-- Stated problem --
Make an exact copy of all the material below, apart from the pictures.

-- Records shown --

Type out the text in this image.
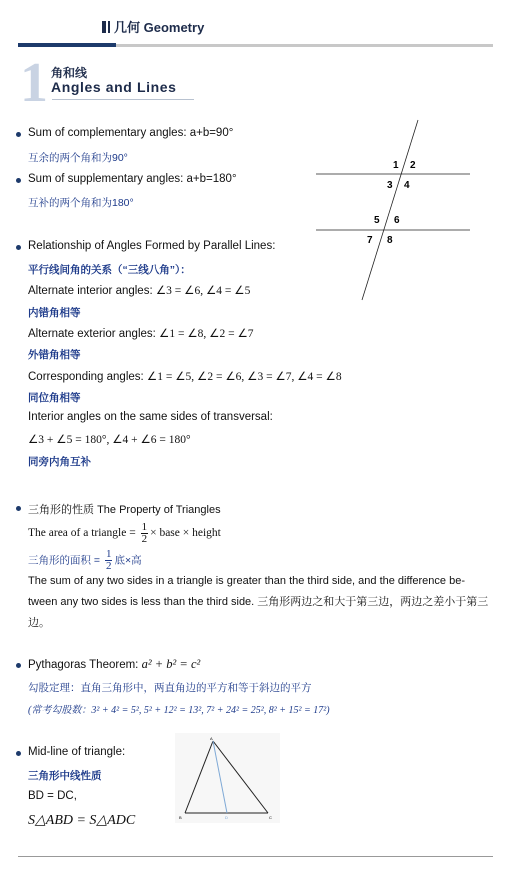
几何 Geometry
1 角和线
Angles and Lines
Sum of complementary angles: a+b=90°
互余的两个角和为90°
Sum of supplementary angles: a+b=180°
互补的两个角和为180°
1 2
3 4
5 6
7 8
Relationship of Angles Formed by Parallel Lines:
平行线间角的关系（“三线八角”）：
Alternate interior angles: ∠3 = ∠6, ∠4 = ∠5
内错角相等
Alternate exterior angles: ∠1 = ∠8, ∠2 = ∠7
外错角相等
Corresponding angles: ∠1 = ∠5, ∠2 = ∠6, ∠3 = ∠7, ∠4 = ∠8
同位角相等
Interior angles on the same sides of transversal:
∠3 + ∠5 = 180°, ∠4 + ∠6 = 180°
同旁内角互补
三角形的性质 The Property of Triangles
The area of a triangle = $\frac{1}{2}$ × base × height
三角形的面积 = $\frac{1}{2}$ 底×高
The sum of any two sides in a triangle is greater than the third side, and the difference be-
tween any two sides is less than the third side. 三角形两边之和大于第三边，两边之差小于第三边。
Pythagoras Theorem: a² + b² = c²
勾股定理：直角三角形中，两直角边的平方和等于斜边的平方
(常考勾股数：3² + 4² = 5², 5² + 12² = 13², 7² + 24² = 25², 8² + 15² = 17²)
Mid-line of triangle:
三角形中线性质
BD = DC,
S△ABD = S△ADC
A
B	C
D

-- Output for this exercise --
Type out the text in this image.
几何 Geometry
1 角和线
Angles and Lines
Sum of complementary angles: a+b=90°
互余的两个角和为90°
Sum of supplementary angles: a+b=180°
互补的两个角和为180°
1 2
3 4
5 6
7 8
Relationship of Angles Formed by Parallel Lines:
平行线间角的关系（“三线八角”）：
Alternate interior angles: ∠3 = ∠6, ∠4 = ∠5
内错角相等
Alternate exterior angles: ∠1 = ∠8, ∠2 = ∠7
外错角相等
Corresponding angles: ∠1 = ∠5, ∠2 = ∠6, ∠3 = ∠7, ∠4 = ∠8
同位角相等
Interior angles on the same sides of transversal:
∠3 + ∠5 = 180°, ∠4 + ∠6 = 180°
同旁内角互补
三角形的性质 The Property of Triangles
The area of a triangle = $\frac{1}{2}$ × base × height
三角形的面积 = $\frac{1}{2}$ 底×高
The sum of any two sides in a triangle is greater than the third side, and the difference be-
tween any two sides is less than the third side. 三角形两边之和大于第三边，两边之差小于第三边。
Pythagoras Theorem: a² + b² = c²
勾股定理：直角三角形中，两直角边的平方和等于斜边的平方
(常考勾股数：3² + 4² = 5², 5² + 12² = 13², 7² + 24² = 25², 8² + 15² = 17²)
Mid-line of triangle:
三角形中线性质
BD = DC,
S△ABD = S△ADC
A
B	C
D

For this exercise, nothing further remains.